Where a line holds "但不低于", copy it.

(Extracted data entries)
★ ★ ★ ★ ★ ★ ★
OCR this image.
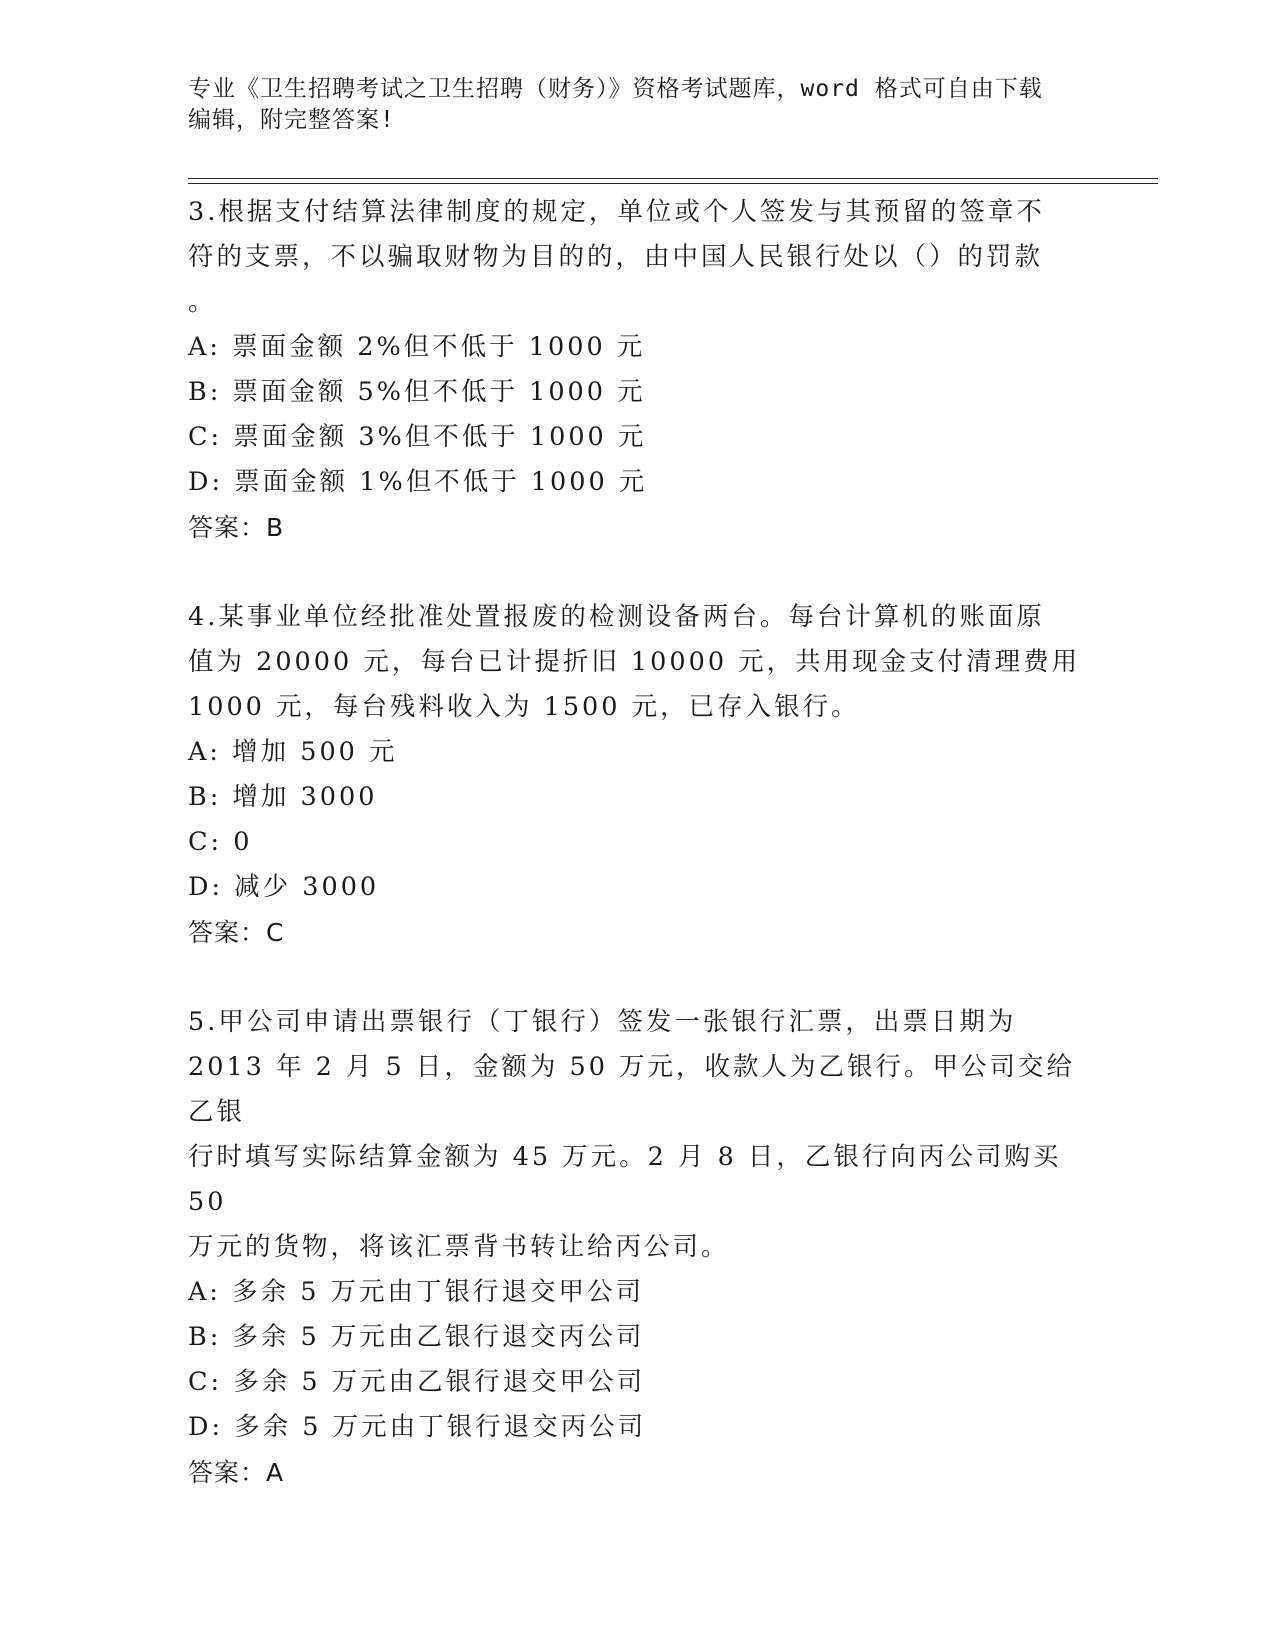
专业《卫生招聘考试之卫生招聘（财务）》资格考试题库，word 格式可自由下载
编辑，附完整答案!

3.根据支付结算法律制度的规定，单位或个人签发与其预留的签章不

符的支票，不以骗取财物为目的的，由中国人民银行处以（）的罚款

。

A: 票面金额 2%但不低于 1000 元

B: 票面金额 5%但不低于 1000 元

C: 票面金额 3%但不低于 1000 元

D: 票面金额 1%但不低于 1000 元

答案：B

4.某事业单位经批准处置报废的检测设备两台。每台计算机的账面原

值为 20000 元，每台已计提折旧 10000 元，共用现金支付清理费用

1000 元，每台残料收入为 1500 元，已存入银行。

A: 增加 500 元

B: 增加 3000

C: 0

D: 减少 3000

答案：C

5.甲公司申请出票银行（丁银行）签发一张银行汇票，出票日期为

2013 年 2 月 5 日，金额为 50 万元，收款人为乙银行。甲公司交给乙银

行时填写实际结算金额为 45 万元。2 月 8 日，乙银行向丙公司购买 50

万元的货物，将该汇票背书转让给丙公司。

A: 多余 5 万元由丁银行退交甲公司

B: 多余 5 万元由乙银行退交丙公司

C: 多余 5 万元由乙银行退交甲公司

D: 多余 5 万元由丁银行退交丙公司

答案：A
★ ★ ★ ★ ★ ★ ★
Output of the exercise »
A: 票面金额 2%但不低于 1000 元
B: 票面金额 5%但不低于 1000 元
C: 票面金额 3%但不低于 1000 元
D: 票面金额 1%但不低于 1000 元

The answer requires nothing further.